— Set exercise —
The entries need to be copied exactly.

## BEGIN Records supplied

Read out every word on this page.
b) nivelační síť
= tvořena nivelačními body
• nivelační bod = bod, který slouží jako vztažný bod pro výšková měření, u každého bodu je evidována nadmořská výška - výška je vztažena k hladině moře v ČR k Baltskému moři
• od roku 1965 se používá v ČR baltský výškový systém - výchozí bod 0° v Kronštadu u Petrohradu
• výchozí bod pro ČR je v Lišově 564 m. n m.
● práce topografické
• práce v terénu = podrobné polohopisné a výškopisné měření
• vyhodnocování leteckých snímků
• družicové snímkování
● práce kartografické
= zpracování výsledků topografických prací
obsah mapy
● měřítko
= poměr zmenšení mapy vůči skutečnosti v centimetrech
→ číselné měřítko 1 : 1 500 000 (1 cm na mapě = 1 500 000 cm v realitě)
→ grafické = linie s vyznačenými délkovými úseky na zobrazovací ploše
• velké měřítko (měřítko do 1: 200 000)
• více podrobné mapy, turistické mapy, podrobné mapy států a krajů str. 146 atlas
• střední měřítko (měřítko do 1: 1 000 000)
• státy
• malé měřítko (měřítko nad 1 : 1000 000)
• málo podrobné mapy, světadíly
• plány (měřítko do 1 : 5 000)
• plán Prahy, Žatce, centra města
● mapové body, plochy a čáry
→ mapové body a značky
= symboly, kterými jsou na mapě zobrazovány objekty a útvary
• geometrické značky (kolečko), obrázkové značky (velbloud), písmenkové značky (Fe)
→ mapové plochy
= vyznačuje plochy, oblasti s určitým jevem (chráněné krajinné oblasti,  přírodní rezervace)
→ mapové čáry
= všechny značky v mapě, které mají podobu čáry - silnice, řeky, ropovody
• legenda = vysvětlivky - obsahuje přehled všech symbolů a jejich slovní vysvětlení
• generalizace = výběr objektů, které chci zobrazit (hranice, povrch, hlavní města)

## END Records supplied

— Answer to this exercise —
Read out every word on this page.
b) nivelační síť
= tvořena nivelačními body
• nivelační bod = bod, který slouží jako vztažný bod pro výšková měření, u každého bodu je evidována nadmořská výška - výška je vztažena k hladině moře v ČR k Baltskému moři
• od roku 1965 se používá v ČR baltský výškový systém - výchozí bod 0° v Kronštadu u Petrohradu
• výchozí bod pro ČR je v Lišově 564 m. n m.
● práce topografické
• práce v terénu = podrobné polohopisné a výškopisné měření
• vyhodnocování leteckých snímků
• družicové snímkování
● práce kartografické
= zpracování výsledků topografických prací
obsah mapy
● měřítko
= poměr zmenšení mapy vůči skutečnosti v centimetrech
→ číselné měřítko 1 : 1 500 000 (1 cm na mapě = 1 500 000 cm v realitě)
→ grafické = linie s vyznačenými délkovými úseky na zobrazovací ploše
• velké měřítko (měřítko do 1: 200 000)
• více podrobné mapy, turistické mapy, podrobné mapy států a krajů str. 146 atlas
• střední měřítko (měřítko do 1: 1 000 000)
• státy
• malé měřítko (měřítko nad 1 : 1000 000)
• málo podrobné mapy, světadíly
• plány (měřítko do 1 : 5 000)
• plán Prahy, Žatce, centra města
● mapové body, plochy a čáry
→ mapové body a značky
= symboly, kterými jsou na mapě zobrazovány objekty a útvary
• geometrické značky (kolečko), obrázkové značky (velbloud), písmenkové značky (Fe)
→ mapové plochy
= vyznačuje plochy, oblasti s určitým jevem (chráněné krajinné oblasti,  přírodní rezervace)
→ mapové čáry
= všechny značky v mapě, které mají podobu čáry - silnice, řeky, ropovody
• legenda = vysvětlivky - obsahuje přehled všech symbolů a jejich slovní vysvětlení
• generalizace = výběr objektů, které chci zobrazit (hranice, povrch, hlavní města)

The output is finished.